◆ **Exercise prompt**
All records below must be retyped exactly.

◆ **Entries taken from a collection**
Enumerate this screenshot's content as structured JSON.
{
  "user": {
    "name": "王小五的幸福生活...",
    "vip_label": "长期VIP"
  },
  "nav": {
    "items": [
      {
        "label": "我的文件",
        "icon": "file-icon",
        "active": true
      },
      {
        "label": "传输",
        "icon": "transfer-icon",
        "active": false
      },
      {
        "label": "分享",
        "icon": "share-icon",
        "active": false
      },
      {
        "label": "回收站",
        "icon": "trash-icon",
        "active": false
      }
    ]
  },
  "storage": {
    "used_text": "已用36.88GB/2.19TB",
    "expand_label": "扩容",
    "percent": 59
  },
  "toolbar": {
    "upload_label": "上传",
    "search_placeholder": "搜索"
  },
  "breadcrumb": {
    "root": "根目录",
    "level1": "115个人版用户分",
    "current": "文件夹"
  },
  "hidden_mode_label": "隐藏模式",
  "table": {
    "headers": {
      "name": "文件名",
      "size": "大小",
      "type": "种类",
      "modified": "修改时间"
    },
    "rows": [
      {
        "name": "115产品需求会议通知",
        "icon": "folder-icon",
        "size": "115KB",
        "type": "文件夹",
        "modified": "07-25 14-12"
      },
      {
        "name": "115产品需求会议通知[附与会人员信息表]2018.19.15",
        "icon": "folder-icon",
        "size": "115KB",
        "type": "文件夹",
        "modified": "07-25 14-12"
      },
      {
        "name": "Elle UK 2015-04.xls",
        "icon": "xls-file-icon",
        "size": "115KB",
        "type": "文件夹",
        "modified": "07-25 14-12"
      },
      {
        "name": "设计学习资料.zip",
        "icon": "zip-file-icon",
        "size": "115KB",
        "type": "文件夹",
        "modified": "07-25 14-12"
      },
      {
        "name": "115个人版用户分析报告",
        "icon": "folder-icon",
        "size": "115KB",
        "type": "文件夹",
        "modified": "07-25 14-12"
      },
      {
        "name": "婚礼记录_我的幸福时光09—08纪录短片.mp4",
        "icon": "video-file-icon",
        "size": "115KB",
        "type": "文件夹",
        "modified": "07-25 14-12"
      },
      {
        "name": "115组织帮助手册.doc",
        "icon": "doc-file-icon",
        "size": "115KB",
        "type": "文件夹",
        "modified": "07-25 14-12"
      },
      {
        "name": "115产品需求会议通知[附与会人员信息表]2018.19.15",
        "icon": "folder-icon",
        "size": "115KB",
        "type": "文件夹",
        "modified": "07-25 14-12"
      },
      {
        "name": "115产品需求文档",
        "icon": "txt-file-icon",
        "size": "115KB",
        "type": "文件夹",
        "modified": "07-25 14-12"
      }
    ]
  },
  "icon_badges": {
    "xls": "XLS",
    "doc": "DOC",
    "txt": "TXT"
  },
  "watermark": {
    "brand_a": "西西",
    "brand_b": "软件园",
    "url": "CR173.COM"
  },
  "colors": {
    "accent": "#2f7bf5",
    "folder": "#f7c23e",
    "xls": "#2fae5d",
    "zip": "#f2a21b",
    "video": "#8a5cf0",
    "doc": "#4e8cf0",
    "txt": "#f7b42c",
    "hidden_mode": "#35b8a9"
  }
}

◆ **Exercise answer**
Enumerate this screenshot's content as structured JSON.
{
  "user": {
    "name": "王小五的幸福生活...",
    "vip_label": "长期VIP"
  },
  "nav": {
    "items": [
      {
        "label": "我的文件",
        "icon": "file-icon",
        "active": true
      },
      {
        "label": "传输",
        "icon": "transfer-icon",
        "active": false
      },
      {
        "label": "分享",
        "icon": "share-icon",
        "active": false
      },
      {
        "label": "回收站",
        "icon": "trash-icon",
        "active": false
      }
    ]
  },
  "storage": {
    "used_text": "已用36.88GB/2.19TB",
    "expand_label": "扩容",
    "percent": 59
  },
  "toolbar": {
    "upload_label": "上传",
    "search_placeholder": "搜索"
  },
  "breadcrumb": {
    "root": "根目录",
    "level1": "115个人版用户分",
    "current": "文件夹"
  },
  "hidden_mode_label": "隐藏模式",
  "table": {
    "headers": {
      "name": "文件名",
      "size": "大小",
      "type": "种类",
      "modified": "修改时间"
    },
    "rows": [
      {
        "name": "115产品需求会议通知",
        "icon": "folder-icon",
        "size": "115KB",
        "type": "文件夹",
        "modified": "07-25 14-12"
      },
      {
        "name": "115产品需求会议通知[附与会人员信息表]2018.19.15",
        "icon": "folder-icon",
        "size": "115KB",
        "type": "文件夹",
        "modified": "07-25 14-12"
      },
      {
        "name": "Elle UK 2015-04.xls",
        "icon": "xls-file-icon",
        "size": "115KB",
        "type": "文件夹",
        "modified": "07-25 14-12"
      },
      {
        "name": "设计学习资料.zip",
        "icon": "zip-file-icon",
        "size": "115KB",
        "type": "文件夹",
        "modified": "07-25 14-12"
      },
      {
        "name": "115个人版用户分析报告",
        "icon": "folder-icon",
        "size": "115KB",
        "type": "文件夹",
        "modified": "07-25 14-12"
      },
      {
        "name": "婚礼记录_我的幸福时光09—08纪录短片.mp4",
        "icon": "video-file-icon",
        "size": "115KB",
        "type": "文件夹",
        "modified": "07-25 14-12"
      },
      {
        "name": "115组织帮助手册.doc",
        "icon": "doc-file-icon",
        "size": "115KB",
        "type": "文件夹",
        "modified": "07-25 14-12"
      },
      {
        "name": "115产品需求会议通知[附与会人员信息表]2018.19.15",
        "icon": "folder-icon",
        "size": "115KB",
        "type": "文件夹",
        "modified": "07-25 14-12"
      },
      {
        "name": "115产品需求文档",
        "icon": "txt-file-icon",
        "size": "115KB",
        "type": "文件夹",
        "modified": "07-25 14-12"
      }
    ]
  },
  "icon_badges": {
    "xls": "XLS",
    "doc": "DOC",
    "txt": "TXT"
  },
  "watermark": {
    "brand_a": "西西",
    "brand_b": "软件园",
    "url": "CR173.COM"
  },
  "colors": {
    "accent": "#2f7bf5",
    "folder": "#f7c23e",
    "xls": "#2fae5d",
    "zip": "#f2a21b",
    "video": "#8a5cf0",
    "doc": "#4e8cf0",
    "txt": "#f7b42c",
    "hidden_mode": "#35b8a9"
  }
}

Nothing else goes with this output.